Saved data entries

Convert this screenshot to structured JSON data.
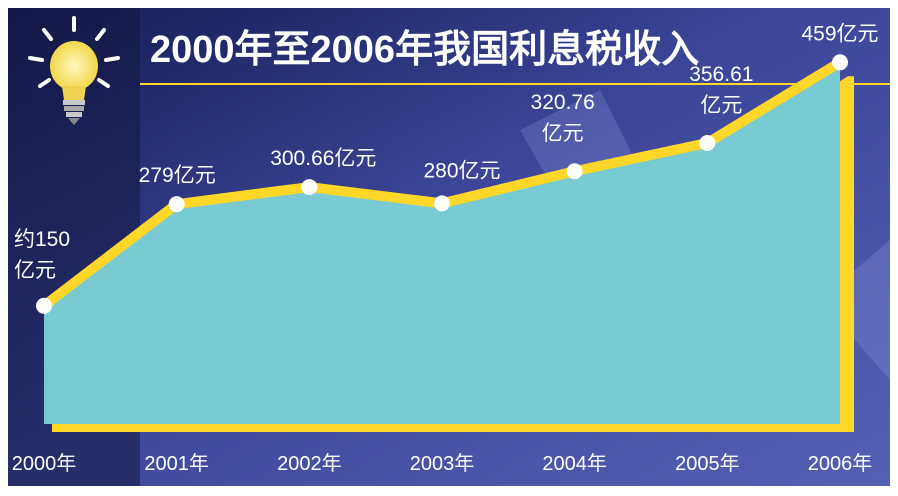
{
  "colors": {
    "background_dark": "#1a1f5c",
    "background_mid": "#4a55a8",
    "area_fill": "#78cbd3",
    "line": "#ffd728",
    "marker": "#ffffff",
    "title": "#ffffff",
    "label": "#ffffff",
    "bulb": "#fff19a"
  },
  "icons": {
    "decoration": "light-bulb-icon"
  },
  "chart_data": {
    "type": "area",
    "title": "2000年至2006年我国利息税收入",
    "categories": [
      "2000年",
      "2001年",
      "2002年",
      "2003年",
      "2004年",
      "2005年",
      "2006年"
    ],
    "values": [
      150,
      279,
      300.66,
      280,
      320.76,
      356.61,
      459
    ],
    "data_labels": [
      [
        "约150",
        "亿元"
      ],
      [
        "279亿元"
      ],
      [
        "300.66亿元"
      ],
      [
        "280亿元"
      ],
      [
        "320.76",
        "亿元"
      ],
      [
        "356.61",
        "亿元"
      ],
      [
        "459亿元"
      ]
    ],
    "unit": "亿元",
    "ylim": [
      0,
      500
    ],
    "grid": false,
    "legend": "none"
  }
}
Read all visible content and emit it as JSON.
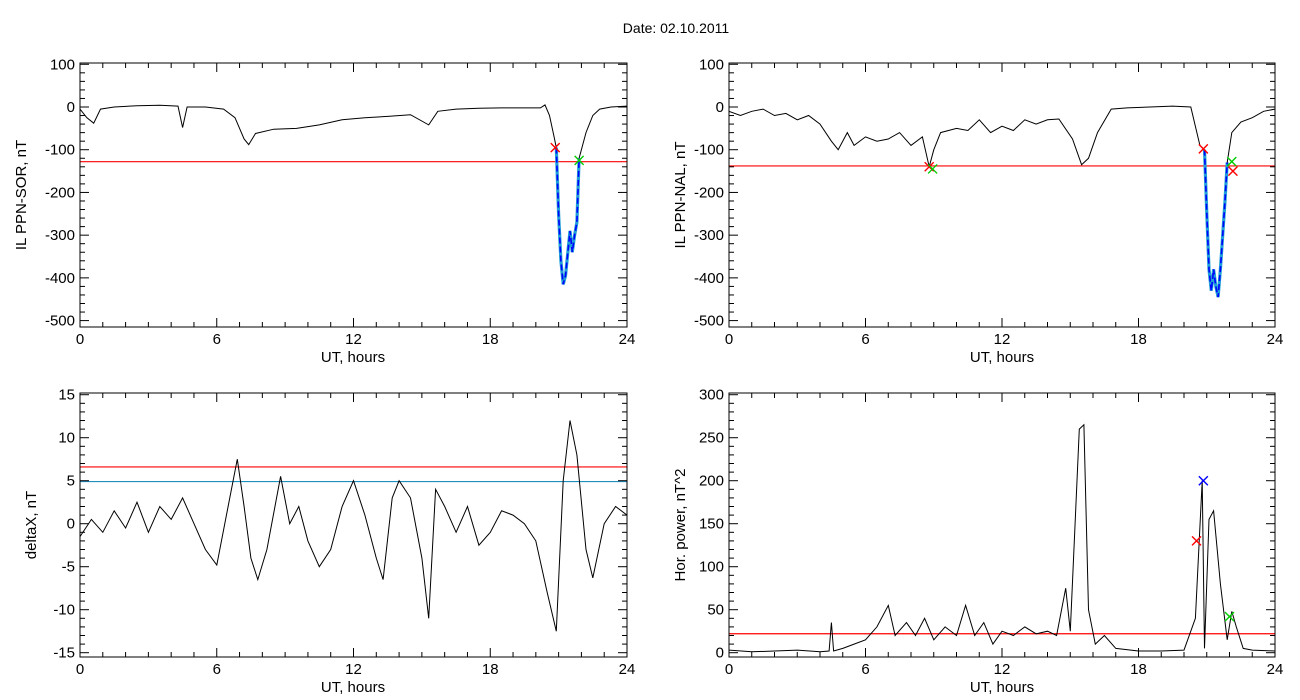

● Task to carry out:
Using the records above, gather all lines where the string "bulb" is present.

● Finished exercise:
    "bulb": "#fff19a"
    "decoration": "light-bulb-icon"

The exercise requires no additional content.